List each line of the data that holds the string "this", please.
■ ■ ■ ■
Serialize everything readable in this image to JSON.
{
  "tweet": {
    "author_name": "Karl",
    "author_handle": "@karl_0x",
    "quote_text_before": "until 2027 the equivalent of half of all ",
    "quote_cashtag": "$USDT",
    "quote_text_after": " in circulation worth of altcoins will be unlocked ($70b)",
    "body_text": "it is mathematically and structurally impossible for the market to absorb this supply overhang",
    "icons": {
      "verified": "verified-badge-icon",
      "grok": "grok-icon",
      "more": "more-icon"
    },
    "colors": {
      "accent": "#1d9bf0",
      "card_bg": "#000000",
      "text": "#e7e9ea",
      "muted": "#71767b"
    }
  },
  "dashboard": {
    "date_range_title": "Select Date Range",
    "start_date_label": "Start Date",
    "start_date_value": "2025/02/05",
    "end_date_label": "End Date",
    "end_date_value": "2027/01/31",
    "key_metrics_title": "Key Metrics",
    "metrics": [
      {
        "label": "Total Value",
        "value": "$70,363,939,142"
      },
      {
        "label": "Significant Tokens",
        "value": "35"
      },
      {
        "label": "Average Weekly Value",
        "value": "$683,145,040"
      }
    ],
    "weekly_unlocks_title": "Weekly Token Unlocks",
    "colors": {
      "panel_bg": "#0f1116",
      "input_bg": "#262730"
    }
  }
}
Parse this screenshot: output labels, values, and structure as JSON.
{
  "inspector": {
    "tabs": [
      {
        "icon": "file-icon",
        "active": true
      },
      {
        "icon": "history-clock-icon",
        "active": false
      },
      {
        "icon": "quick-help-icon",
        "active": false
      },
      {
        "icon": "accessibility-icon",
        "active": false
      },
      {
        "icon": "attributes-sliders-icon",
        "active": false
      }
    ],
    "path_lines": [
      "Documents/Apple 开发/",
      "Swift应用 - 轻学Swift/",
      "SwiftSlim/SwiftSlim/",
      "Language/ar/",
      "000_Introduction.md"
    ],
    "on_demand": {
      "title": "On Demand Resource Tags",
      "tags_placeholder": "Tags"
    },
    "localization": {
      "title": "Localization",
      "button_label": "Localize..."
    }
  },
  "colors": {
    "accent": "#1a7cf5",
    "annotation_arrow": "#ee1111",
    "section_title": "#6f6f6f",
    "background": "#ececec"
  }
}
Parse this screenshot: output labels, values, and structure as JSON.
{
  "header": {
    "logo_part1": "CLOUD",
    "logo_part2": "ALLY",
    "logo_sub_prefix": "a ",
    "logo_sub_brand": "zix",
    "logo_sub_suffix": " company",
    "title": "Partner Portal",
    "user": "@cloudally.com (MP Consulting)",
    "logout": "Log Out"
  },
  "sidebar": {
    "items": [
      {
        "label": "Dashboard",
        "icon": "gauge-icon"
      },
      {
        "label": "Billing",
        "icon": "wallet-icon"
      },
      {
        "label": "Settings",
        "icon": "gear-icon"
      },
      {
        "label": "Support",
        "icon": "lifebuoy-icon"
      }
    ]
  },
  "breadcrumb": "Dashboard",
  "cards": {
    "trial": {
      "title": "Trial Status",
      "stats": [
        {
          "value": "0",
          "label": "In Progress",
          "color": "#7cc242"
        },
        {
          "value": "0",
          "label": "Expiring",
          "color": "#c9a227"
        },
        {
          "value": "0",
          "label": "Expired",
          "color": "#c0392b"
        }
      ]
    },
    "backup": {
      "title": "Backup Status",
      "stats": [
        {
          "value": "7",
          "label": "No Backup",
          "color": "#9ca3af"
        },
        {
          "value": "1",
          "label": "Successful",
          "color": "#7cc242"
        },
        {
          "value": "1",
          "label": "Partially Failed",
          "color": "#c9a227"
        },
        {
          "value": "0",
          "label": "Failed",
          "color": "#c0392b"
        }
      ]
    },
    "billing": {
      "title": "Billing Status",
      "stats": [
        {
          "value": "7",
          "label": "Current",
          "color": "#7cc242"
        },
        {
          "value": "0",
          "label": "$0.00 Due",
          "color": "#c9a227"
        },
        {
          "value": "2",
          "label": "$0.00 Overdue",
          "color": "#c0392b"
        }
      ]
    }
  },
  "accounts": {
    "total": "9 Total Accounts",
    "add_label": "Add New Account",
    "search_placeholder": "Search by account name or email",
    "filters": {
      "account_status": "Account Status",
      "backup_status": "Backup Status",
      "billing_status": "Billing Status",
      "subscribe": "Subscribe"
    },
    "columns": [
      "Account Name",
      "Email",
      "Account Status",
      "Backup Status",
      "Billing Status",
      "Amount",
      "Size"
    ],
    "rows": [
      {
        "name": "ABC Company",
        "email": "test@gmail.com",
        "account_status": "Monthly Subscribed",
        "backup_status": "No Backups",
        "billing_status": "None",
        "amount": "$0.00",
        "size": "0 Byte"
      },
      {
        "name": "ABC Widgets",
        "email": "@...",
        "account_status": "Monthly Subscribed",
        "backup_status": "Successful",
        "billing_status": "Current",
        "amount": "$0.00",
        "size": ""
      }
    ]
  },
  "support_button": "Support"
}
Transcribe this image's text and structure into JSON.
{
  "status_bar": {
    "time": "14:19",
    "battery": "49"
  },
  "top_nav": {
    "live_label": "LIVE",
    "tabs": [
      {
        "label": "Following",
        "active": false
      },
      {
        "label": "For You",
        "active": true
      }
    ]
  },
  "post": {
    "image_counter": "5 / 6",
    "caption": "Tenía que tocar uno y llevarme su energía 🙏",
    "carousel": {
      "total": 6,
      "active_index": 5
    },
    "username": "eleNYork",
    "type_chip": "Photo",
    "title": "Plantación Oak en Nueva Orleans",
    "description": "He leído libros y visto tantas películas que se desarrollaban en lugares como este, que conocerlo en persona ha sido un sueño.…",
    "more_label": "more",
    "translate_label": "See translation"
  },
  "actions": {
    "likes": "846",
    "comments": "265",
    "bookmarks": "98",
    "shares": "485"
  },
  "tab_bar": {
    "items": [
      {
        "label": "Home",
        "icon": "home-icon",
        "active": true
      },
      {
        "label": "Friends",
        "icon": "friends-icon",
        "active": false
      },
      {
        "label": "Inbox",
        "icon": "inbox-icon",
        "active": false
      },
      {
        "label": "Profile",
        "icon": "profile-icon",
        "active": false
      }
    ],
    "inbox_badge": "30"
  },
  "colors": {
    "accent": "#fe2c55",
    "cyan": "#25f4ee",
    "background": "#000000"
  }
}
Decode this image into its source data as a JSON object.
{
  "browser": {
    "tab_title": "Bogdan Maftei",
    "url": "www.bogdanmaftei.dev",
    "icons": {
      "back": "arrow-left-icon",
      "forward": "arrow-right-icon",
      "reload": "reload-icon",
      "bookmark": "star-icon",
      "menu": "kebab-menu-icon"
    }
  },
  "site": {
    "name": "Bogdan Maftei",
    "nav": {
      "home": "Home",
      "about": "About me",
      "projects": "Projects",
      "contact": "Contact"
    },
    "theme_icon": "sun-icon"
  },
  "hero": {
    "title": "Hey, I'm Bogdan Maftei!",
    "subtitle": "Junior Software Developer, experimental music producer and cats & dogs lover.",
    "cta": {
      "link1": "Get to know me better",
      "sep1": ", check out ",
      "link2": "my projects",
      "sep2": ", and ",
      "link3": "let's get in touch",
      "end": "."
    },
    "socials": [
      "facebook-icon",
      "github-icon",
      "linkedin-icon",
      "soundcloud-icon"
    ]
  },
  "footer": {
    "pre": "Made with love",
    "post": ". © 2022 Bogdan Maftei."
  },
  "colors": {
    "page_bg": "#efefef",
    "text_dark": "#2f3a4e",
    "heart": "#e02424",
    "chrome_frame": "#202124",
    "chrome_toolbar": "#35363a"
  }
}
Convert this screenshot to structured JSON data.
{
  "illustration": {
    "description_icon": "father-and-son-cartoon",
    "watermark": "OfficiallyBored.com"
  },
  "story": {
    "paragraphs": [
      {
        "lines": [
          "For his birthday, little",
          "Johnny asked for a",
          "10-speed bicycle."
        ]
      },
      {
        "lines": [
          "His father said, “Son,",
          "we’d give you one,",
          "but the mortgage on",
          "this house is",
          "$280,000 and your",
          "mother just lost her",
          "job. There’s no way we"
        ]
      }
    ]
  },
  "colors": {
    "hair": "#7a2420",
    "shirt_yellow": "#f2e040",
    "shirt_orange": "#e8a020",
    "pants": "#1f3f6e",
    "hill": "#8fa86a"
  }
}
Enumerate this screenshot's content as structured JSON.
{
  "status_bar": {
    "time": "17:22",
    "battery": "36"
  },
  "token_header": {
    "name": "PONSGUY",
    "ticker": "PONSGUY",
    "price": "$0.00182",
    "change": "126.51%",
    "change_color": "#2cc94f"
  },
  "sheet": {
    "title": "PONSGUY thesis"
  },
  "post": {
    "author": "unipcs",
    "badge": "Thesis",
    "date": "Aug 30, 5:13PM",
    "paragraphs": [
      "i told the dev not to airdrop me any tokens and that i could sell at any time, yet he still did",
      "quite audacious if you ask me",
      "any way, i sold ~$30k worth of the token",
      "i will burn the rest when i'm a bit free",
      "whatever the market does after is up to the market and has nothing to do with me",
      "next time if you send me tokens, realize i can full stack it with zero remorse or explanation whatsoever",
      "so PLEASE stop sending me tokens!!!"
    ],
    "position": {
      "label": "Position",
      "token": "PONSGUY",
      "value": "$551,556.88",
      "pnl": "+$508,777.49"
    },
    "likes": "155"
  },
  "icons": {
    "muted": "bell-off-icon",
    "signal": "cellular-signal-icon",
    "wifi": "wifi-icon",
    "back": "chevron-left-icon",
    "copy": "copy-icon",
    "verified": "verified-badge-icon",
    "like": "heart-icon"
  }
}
■ ■ ■ ■
> _CORRECT RESULT_:
Serialize everything readable in this image to JSON.
    "body_text": "it is mathematically and structurally impossible for the market to absorb this supply overhang",
Parse this screenshot: output labels, values, and structure as JSON.
Parse this screenshot: output labels, values, and structure as JSON.
Transcribe this image's text and structure into JSON.
Decode this image into its source data as a JSON object.
Convert this screenshot to structured JSON data.
          "this house is",
Enumerate this screenshot's content as structured JSON.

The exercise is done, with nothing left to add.